ARTÍCULO
>>>

Si miras al universo lo más cerca y lo más dentro que puedes mirarlo, que es en ti mismo; si sientes y no ya sólo contemplas las cosas todas en tu conciencia, donde todas ellas han dejado su dolorosa huella, llegarás al hondón del tedio de la existencia, al pozo de vanidad de vanidades. Y así es como llegarás a compadecerlo todo, al amor universal.

Para amarlo todo, para compadecerlo todo, humano y extrahumano, viviente y no viviente, es menester que lo sientas todo dentro de ti mismo, que lo personalices todo. Porque el amor personaliza todo cuanto ama, todo cuanto compadece. Sólo compadecemos, es decir, amamos, lo que nos es semejante y en cuanto nos lo es y tanto más cuanto más se nos asemeja, y así crece nuestra compasión, y con ella nuestro amor a las cosas a medida que descubrimos las semejanzas que con nosotros tienen. O más bien es el amor mismo, que de suyo tiende a crecer, el que nos revela las semejanzas esas. Si llego a compadecer y amar a la pobre estrella que desaparecerá del cielo un día, es porque el amor, la compasión, me hace sentir en ella una conciencia, más o menos oscura, que la hace sufrir por no ser más que estrella y por tener que dejarlo de ser un día. Pues toda conciencia lo es de muerte y de dolor.

Conciencia, conscientia, es conocimiento participado, es consentimiento, y consentir es compadecer.

<<<

ÍTEMS
>>>

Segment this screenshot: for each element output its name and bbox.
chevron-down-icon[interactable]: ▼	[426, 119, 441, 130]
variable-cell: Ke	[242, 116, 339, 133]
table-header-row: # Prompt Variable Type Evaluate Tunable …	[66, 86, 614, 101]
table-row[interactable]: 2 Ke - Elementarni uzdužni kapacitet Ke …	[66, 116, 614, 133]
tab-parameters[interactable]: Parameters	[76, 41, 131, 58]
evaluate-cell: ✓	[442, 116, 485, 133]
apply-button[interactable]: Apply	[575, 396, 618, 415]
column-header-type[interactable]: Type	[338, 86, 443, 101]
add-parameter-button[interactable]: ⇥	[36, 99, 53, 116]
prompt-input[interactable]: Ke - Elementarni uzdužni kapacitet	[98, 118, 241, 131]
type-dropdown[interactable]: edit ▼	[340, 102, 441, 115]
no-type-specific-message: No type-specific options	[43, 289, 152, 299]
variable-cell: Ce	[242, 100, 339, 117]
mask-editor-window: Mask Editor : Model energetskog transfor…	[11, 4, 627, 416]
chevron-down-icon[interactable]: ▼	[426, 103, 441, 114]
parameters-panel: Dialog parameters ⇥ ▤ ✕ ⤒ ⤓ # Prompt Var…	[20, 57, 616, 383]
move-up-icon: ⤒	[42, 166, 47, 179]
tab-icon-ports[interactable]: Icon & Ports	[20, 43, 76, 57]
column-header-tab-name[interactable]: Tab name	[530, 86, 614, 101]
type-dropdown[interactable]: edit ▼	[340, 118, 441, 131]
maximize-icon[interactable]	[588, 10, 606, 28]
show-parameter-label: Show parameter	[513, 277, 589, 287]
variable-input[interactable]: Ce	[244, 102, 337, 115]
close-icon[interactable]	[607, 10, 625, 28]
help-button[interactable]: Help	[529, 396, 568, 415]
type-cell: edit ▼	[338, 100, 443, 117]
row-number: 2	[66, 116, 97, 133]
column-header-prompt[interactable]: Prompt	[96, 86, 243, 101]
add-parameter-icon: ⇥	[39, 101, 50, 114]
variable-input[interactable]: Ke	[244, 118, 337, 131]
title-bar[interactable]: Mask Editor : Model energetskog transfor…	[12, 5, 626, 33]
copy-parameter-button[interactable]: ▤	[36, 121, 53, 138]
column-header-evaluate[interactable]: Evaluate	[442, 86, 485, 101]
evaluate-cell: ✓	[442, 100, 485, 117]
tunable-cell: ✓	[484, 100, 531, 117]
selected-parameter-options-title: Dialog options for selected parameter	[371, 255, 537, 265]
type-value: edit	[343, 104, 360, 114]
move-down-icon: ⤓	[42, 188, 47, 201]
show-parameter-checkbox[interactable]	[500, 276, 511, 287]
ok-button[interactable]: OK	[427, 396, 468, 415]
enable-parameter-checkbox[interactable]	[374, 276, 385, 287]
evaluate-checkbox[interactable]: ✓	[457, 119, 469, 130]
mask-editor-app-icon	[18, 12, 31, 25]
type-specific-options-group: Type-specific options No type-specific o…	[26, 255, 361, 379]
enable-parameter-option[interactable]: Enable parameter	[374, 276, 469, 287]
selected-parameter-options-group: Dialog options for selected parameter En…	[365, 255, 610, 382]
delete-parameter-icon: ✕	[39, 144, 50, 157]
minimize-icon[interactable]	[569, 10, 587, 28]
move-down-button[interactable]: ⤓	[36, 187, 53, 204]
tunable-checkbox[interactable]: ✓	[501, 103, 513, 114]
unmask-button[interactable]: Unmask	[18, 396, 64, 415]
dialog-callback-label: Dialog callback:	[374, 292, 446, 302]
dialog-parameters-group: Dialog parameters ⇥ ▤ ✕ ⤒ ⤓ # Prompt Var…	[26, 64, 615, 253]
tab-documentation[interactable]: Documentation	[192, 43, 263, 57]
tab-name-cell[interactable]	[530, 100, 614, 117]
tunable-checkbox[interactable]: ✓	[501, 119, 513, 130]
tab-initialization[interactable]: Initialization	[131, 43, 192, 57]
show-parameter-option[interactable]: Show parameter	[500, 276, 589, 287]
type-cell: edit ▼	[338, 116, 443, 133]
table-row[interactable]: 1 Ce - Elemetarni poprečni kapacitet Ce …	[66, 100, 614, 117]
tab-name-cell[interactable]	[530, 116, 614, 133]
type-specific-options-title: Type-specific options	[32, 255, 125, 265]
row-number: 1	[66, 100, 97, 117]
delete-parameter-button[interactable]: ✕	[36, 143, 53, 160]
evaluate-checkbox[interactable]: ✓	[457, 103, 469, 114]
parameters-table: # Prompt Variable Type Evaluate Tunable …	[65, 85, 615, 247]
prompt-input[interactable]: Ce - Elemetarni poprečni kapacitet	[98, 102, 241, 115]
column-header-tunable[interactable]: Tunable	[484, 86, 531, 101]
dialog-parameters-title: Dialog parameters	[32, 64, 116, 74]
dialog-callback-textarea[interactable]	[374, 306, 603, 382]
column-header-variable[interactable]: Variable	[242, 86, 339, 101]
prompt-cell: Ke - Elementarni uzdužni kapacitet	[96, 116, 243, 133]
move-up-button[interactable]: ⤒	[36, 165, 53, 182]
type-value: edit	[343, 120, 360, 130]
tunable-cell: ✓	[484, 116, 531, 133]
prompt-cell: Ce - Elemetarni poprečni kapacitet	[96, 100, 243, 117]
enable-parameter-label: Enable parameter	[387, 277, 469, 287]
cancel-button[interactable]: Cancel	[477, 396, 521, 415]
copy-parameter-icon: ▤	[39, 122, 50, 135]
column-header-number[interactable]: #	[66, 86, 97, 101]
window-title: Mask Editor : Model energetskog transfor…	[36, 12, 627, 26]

<<<

INSTRUCCIONES
¿Puedes reproducir el pasaje del artículo que empieza con las palabras "Para amarlo todo, para" y termina con "y de dolor.", cambiando "estrella" por "luna" cada vez que aparezca?

RESPUESTA COMPLETA
Para amarlo todo, para compadecerlo todo, humano y extrahumano, viviente y no viviente, es menester que lo sientas todo dentro de ti mismo, que lo personalices todo. Porque el amor personaliza todo cuanto ama, todo cuanto compadece. Sólo compadecemos, es decir, amamos, lo que nos es semejante y en cuanto nos lo es y tanto más cuanto más se nos asemeja, y así crece nuestra compasión, y con ella nuestro amor a las cosas a medida que descubrimos las semejanzas que con nosotros tienen. O más bien es el amor mismo, que de suyo tiende a crecer, el que nos revela las semejanzas esas. Si llego a compadecer y amar a la pobre luna que desaparecerá del cielo un día, es porque el amor, la compasión, me hace sentir en ella una conciencia, más o menos oscura, que la hace sufrir por no ser más que luna y por tener que dejarlo de ser un día. Pues toda conciencia lo es de muerte y de dolor.